- WORK TO COMPLETE: Provide only the number of lines where "Landwirtschaft" occurs.

□ □ □

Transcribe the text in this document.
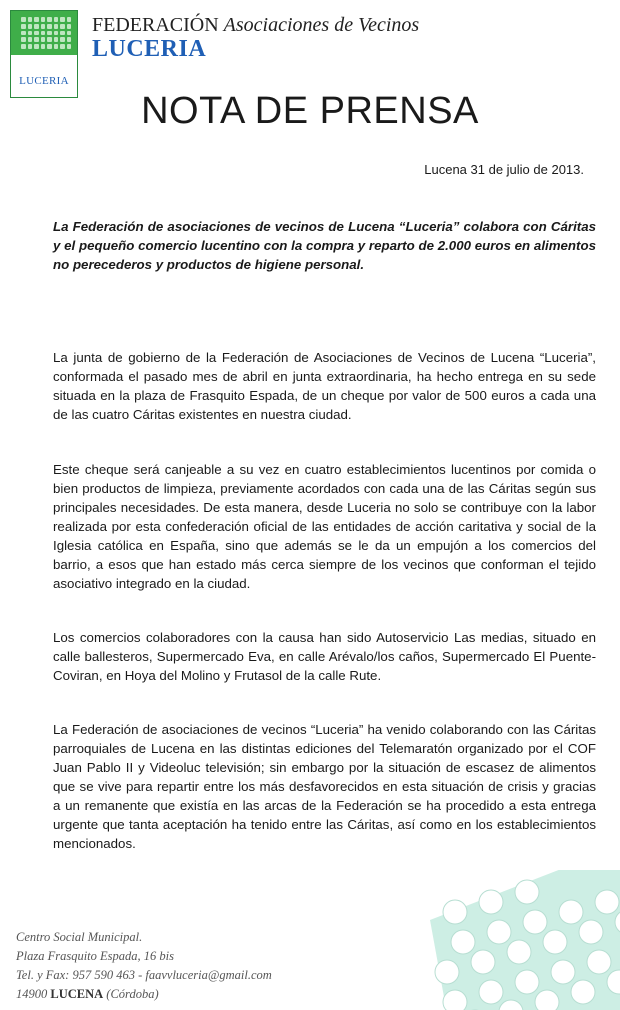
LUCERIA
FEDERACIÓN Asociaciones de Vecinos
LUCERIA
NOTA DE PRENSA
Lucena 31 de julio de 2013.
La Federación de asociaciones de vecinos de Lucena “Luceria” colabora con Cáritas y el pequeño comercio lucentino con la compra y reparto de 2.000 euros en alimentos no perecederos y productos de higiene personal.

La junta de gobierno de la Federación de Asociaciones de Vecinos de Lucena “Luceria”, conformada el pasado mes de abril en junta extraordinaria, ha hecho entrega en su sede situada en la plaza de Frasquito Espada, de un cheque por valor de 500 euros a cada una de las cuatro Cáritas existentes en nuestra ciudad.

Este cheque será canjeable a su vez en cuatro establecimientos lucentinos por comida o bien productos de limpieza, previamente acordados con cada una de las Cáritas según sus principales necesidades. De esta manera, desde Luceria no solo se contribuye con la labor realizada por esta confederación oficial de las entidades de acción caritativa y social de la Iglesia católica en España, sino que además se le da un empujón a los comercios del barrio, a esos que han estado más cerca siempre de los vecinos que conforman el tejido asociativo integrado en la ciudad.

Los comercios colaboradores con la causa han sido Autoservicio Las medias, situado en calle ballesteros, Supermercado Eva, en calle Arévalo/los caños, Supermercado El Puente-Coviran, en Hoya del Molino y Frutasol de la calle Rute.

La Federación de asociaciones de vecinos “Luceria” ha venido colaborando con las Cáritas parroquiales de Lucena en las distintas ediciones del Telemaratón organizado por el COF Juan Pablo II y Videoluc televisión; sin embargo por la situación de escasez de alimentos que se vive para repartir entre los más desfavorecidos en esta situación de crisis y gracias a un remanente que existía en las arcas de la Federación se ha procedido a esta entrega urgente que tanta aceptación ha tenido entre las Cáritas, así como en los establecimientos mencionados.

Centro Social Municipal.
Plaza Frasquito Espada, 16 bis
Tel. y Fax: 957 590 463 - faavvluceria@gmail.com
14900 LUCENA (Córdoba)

□ □ □

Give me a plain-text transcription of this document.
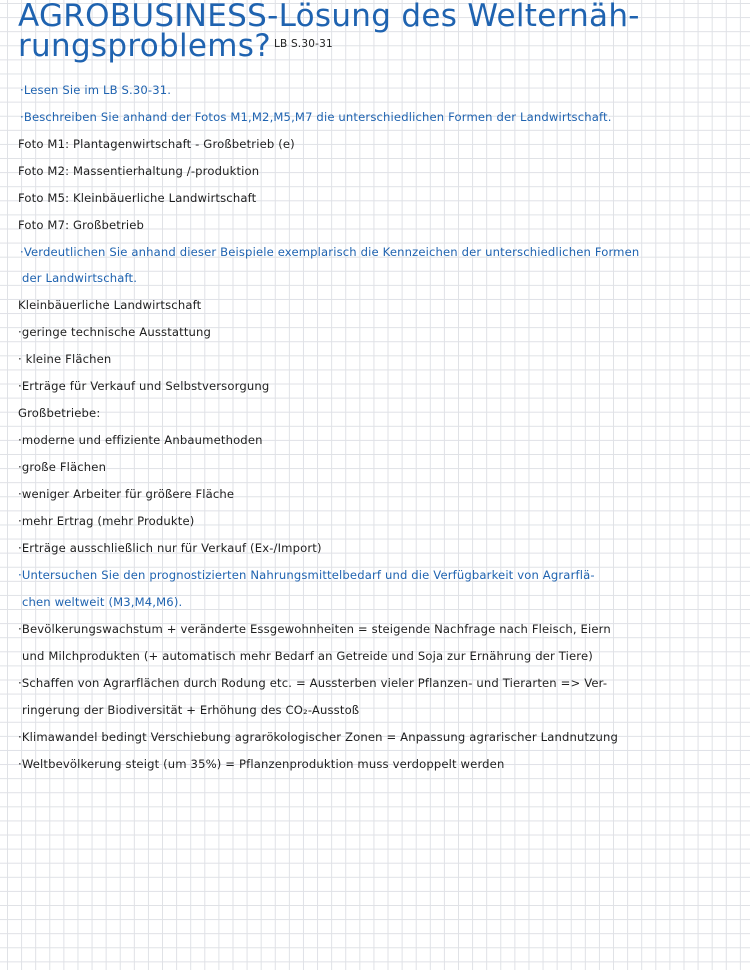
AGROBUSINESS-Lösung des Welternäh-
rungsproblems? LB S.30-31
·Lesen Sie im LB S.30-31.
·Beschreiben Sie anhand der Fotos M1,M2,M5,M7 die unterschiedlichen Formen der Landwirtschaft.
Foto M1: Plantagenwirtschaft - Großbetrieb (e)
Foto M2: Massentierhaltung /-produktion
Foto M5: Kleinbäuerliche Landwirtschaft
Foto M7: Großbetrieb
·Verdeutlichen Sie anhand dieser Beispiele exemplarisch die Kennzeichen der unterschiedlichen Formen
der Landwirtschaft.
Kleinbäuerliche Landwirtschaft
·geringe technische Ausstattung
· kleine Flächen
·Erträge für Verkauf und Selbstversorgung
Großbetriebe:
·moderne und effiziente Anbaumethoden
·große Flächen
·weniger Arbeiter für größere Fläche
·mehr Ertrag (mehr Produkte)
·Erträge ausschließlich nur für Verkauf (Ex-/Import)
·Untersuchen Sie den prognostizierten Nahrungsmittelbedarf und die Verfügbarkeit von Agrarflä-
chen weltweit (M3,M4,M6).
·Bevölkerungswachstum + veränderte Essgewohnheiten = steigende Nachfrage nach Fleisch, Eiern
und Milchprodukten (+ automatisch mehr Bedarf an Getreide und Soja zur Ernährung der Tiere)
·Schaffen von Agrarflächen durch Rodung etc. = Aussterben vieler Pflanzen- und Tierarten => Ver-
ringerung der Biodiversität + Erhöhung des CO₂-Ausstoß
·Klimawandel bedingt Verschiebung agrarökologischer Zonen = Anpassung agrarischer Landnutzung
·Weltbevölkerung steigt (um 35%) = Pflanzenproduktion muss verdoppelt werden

□ □ □

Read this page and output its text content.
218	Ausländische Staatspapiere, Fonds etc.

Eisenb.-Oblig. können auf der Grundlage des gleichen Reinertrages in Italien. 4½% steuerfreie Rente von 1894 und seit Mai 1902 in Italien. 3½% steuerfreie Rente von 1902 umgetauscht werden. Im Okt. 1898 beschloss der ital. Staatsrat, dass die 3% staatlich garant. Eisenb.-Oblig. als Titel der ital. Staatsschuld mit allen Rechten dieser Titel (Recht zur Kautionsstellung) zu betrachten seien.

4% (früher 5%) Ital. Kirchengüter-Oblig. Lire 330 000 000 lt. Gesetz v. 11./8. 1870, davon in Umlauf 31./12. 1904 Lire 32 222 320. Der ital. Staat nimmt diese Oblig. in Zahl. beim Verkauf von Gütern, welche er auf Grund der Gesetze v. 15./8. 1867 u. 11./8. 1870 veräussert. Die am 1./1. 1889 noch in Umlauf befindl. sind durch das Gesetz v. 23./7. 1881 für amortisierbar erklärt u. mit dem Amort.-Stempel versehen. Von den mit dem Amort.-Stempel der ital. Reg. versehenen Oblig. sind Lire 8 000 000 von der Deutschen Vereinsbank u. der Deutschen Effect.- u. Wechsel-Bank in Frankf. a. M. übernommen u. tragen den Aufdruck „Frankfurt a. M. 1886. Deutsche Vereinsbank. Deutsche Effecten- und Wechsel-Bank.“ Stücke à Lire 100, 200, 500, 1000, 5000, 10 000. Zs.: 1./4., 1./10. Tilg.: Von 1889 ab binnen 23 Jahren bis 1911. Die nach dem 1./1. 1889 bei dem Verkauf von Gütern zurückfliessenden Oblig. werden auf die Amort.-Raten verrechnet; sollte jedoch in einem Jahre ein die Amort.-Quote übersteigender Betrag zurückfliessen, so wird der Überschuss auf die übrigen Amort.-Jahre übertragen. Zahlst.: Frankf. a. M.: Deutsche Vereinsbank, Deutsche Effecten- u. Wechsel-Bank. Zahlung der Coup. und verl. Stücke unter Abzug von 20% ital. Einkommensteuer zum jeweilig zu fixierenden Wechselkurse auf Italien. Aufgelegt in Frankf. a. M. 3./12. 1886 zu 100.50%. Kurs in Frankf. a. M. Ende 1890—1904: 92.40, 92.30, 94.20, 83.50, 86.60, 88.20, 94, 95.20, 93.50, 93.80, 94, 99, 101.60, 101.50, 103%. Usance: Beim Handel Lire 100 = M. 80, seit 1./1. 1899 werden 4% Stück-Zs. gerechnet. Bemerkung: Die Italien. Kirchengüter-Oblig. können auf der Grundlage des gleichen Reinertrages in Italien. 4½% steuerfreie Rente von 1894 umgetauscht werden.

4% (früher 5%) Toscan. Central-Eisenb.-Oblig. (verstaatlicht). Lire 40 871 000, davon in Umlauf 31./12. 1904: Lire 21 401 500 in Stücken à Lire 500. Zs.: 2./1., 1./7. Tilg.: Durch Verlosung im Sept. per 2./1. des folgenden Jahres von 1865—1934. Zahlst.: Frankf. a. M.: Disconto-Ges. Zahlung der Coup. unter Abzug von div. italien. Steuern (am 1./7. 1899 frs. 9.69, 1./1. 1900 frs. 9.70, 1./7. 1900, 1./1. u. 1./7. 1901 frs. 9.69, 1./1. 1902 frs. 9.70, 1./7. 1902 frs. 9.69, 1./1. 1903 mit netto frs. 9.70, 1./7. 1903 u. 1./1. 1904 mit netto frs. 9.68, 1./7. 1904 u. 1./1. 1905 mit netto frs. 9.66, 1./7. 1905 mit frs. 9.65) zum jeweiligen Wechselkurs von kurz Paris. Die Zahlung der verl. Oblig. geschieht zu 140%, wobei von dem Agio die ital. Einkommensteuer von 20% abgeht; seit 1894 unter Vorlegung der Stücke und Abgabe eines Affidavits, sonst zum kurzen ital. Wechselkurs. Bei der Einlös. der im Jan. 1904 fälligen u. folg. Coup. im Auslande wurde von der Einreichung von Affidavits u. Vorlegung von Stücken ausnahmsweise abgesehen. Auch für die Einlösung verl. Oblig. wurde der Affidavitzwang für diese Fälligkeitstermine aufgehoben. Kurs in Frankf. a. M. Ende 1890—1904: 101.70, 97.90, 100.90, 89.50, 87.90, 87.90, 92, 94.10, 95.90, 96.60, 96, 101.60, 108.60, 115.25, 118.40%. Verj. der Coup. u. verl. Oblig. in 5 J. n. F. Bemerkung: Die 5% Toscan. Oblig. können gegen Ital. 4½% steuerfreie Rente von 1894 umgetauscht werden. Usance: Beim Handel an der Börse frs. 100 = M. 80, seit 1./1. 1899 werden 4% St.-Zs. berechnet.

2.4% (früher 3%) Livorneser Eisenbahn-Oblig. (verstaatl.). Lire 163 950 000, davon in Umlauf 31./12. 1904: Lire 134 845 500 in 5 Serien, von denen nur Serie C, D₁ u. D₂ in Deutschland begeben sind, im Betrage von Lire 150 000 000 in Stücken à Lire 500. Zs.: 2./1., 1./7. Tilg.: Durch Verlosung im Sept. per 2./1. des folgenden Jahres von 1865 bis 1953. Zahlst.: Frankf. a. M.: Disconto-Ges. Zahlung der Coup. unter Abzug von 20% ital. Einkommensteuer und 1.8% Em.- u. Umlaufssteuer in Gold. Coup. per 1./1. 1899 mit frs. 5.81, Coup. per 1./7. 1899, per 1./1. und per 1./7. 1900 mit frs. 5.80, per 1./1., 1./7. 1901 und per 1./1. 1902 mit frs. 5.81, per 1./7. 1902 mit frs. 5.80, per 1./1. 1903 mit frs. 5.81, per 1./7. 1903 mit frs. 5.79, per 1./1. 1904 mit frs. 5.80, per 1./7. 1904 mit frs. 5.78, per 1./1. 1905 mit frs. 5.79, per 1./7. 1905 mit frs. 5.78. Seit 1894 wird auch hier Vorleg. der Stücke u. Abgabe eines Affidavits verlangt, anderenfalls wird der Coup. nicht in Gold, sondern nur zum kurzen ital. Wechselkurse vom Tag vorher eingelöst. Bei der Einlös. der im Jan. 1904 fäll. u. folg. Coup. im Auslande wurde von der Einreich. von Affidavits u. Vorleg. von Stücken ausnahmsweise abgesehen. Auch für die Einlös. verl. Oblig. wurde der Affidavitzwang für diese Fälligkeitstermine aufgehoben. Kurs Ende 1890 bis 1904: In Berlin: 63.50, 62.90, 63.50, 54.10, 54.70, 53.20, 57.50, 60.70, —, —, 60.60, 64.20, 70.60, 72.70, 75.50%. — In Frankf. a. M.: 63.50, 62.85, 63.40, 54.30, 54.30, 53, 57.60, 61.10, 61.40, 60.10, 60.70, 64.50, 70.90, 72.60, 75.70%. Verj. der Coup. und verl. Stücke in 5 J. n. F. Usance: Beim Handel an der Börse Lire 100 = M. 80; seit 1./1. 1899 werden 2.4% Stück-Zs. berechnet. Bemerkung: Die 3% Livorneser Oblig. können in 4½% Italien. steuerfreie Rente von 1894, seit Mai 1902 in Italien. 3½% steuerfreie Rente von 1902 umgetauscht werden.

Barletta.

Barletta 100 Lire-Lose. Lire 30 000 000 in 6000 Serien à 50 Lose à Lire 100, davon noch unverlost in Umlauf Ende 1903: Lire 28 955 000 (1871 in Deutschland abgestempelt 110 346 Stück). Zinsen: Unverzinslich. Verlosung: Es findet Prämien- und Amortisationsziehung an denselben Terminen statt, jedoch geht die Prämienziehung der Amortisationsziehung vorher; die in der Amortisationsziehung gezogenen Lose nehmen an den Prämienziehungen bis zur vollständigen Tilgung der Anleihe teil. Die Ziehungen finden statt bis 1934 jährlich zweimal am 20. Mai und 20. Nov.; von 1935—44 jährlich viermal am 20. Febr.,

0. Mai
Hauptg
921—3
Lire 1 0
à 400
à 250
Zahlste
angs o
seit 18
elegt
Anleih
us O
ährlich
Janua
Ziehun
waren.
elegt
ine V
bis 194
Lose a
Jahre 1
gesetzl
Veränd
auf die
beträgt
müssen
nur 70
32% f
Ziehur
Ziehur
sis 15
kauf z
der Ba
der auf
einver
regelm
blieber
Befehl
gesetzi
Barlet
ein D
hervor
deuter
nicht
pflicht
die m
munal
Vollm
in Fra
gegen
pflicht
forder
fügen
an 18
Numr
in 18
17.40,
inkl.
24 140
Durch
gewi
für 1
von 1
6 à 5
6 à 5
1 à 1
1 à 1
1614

□ □ □

- REPLY: 4